[start Input records]

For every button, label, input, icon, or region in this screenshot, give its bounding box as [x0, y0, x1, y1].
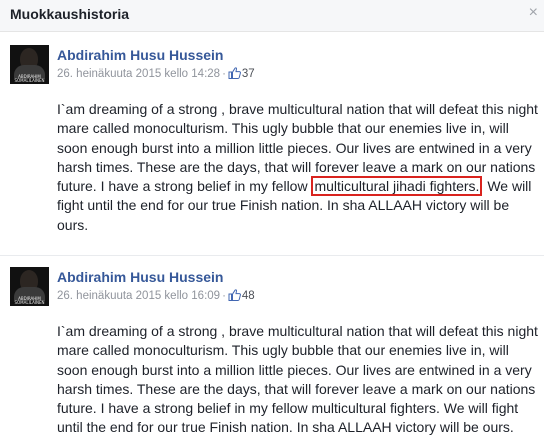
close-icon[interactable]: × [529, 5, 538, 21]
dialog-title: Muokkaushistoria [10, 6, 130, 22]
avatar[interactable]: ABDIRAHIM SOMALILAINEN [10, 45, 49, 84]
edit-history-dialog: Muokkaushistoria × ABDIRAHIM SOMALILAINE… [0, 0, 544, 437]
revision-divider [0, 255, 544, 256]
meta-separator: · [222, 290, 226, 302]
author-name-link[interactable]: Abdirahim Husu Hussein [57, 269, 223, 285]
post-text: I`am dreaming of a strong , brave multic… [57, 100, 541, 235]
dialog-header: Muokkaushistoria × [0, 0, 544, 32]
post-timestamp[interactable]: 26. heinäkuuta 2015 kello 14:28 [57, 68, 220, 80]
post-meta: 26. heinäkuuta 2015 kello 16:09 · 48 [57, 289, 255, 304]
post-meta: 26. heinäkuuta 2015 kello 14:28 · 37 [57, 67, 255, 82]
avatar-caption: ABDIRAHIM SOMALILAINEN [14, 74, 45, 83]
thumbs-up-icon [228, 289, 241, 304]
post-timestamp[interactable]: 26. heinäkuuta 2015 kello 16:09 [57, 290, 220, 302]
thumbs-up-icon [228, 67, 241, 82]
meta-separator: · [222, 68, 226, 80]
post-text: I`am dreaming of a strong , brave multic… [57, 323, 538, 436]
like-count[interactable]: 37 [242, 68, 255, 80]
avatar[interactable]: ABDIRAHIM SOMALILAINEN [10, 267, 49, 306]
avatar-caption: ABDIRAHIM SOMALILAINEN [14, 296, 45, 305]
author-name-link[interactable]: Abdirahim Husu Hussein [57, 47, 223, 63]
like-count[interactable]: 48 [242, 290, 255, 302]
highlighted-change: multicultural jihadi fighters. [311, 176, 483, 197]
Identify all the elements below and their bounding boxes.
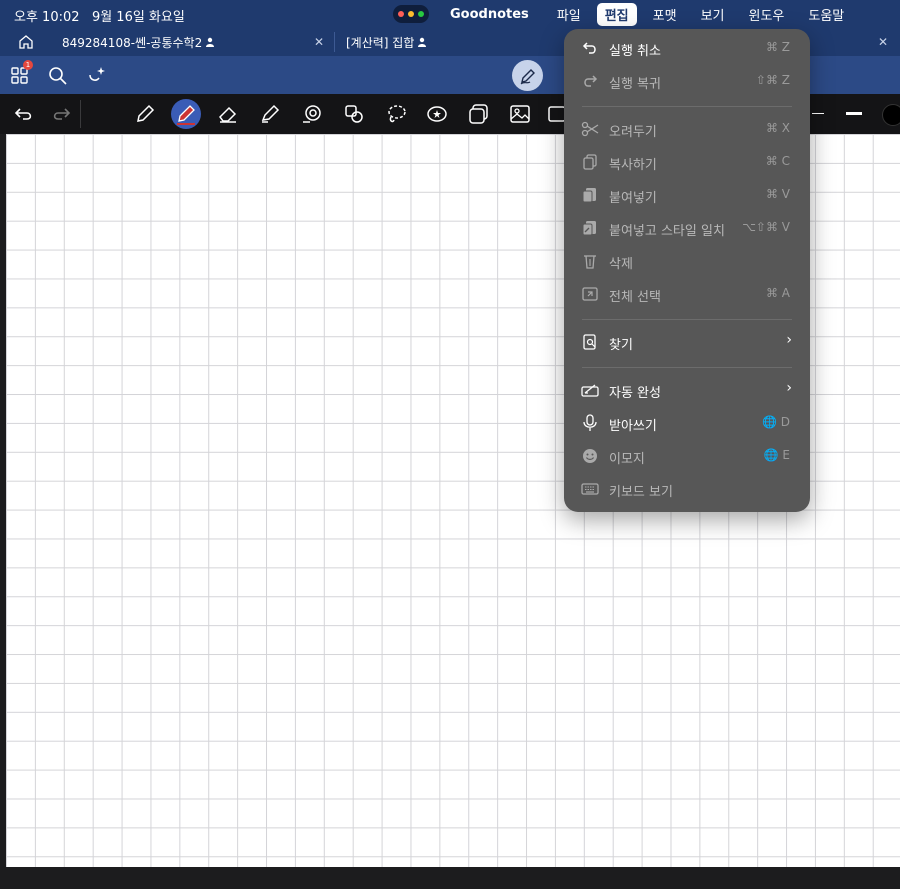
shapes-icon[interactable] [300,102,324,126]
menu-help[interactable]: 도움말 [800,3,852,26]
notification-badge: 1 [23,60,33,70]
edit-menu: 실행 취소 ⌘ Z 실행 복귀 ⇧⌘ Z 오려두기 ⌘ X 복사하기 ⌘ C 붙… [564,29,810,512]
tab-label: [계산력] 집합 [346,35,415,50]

[end Input records]

▶ _Work to be completed_: Locate each line of the rows above that contains the string "dialog", and copy those lines.

▶ _Correct response_:
dialog-title: Muokkaushistoria [10, 6, 130, 22]
edit-history-dialog: Muokkaushistoria × ABDIRAHIM SOMALILAINE… [0, 0, 544, 437]
dialog-header: Muokkaushistoria × [0, 0, 544, 32]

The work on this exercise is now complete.